* START Given data *

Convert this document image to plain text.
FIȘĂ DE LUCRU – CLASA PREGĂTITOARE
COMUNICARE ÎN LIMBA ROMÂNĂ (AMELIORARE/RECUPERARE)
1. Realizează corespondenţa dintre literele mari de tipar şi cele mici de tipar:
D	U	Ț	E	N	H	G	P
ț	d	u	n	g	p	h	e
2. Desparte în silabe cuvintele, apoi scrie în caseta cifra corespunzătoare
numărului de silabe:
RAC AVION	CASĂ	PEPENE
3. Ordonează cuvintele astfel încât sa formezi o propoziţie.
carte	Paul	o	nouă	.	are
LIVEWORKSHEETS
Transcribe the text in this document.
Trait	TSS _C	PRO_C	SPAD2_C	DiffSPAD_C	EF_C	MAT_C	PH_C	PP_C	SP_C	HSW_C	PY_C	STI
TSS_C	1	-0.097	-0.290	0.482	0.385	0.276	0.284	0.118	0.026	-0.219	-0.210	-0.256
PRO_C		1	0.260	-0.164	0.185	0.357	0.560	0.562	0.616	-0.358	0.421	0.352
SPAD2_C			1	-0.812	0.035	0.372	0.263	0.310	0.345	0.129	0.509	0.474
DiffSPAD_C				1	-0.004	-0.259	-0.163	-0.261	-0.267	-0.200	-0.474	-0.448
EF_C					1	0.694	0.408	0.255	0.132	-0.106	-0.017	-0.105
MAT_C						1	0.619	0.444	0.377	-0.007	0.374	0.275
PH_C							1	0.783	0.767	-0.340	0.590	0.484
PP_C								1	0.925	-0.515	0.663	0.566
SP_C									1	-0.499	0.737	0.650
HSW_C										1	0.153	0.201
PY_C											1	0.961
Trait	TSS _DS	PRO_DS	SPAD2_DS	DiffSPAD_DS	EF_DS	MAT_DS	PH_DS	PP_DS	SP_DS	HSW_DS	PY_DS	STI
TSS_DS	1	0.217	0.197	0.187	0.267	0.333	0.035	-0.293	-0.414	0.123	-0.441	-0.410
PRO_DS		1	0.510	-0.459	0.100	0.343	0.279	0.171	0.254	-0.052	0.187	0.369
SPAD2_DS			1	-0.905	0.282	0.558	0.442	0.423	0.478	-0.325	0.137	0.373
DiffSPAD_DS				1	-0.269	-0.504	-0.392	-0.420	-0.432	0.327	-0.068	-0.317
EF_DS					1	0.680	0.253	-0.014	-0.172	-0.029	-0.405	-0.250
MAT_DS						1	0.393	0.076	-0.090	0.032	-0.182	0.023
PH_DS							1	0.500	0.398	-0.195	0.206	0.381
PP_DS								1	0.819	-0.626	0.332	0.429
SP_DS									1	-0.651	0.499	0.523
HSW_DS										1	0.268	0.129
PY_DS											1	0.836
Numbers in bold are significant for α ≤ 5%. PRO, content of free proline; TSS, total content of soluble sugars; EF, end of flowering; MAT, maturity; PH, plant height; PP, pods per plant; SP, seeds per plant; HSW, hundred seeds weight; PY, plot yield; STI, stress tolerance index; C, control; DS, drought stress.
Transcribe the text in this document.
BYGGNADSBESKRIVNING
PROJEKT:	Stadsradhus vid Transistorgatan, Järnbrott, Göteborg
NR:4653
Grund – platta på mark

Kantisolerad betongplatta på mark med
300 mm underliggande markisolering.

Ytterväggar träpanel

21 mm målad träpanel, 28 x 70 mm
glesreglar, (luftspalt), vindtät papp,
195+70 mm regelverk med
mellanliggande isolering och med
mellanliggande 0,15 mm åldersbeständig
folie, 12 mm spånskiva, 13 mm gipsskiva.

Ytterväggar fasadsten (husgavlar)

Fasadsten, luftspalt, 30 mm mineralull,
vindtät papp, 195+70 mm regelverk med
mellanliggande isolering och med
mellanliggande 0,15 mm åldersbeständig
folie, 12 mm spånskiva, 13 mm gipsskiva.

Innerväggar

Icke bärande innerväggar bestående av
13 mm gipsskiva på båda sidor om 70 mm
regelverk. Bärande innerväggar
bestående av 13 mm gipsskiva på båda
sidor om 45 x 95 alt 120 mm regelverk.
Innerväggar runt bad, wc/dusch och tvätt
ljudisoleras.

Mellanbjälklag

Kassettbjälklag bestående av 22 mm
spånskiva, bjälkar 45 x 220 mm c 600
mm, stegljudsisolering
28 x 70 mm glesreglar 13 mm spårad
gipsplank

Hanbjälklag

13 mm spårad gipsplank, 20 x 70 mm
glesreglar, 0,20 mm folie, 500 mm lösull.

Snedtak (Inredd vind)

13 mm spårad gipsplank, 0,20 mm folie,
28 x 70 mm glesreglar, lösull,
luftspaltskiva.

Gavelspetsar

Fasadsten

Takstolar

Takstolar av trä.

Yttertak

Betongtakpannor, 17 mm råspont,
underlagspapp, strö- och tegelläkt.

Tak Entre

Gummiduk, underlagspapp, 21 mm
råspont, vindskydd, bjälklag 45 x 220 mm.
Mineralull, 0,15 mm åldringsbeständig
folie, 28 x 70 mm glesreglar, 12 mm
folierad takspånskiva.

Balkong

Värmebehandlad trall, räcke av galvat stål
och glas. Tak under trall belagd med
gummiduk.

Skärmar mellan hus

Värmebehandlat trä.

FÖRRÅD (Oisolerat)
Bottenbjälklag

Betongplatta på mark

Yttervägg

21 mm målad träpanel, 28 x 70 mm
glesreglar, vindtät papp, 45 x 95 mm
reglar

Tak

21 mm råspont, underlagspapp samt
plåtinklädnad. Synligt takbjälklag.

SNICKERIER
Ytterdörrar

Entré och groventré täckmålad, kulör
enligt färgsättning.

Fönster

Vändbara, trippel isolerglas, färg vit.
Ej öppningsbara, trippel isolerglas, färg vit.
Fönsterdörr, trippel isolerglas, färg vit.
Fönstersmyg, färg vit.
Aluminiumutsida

* END Given data *

• [What you need to do]
Copy out each line of the listing that holds "bestående".

• [Final result]
Icke bärande innerväggar bestående av
bestående av 13 mm gipsskiva på båda
Kassettbjälklag bestående av 22 mm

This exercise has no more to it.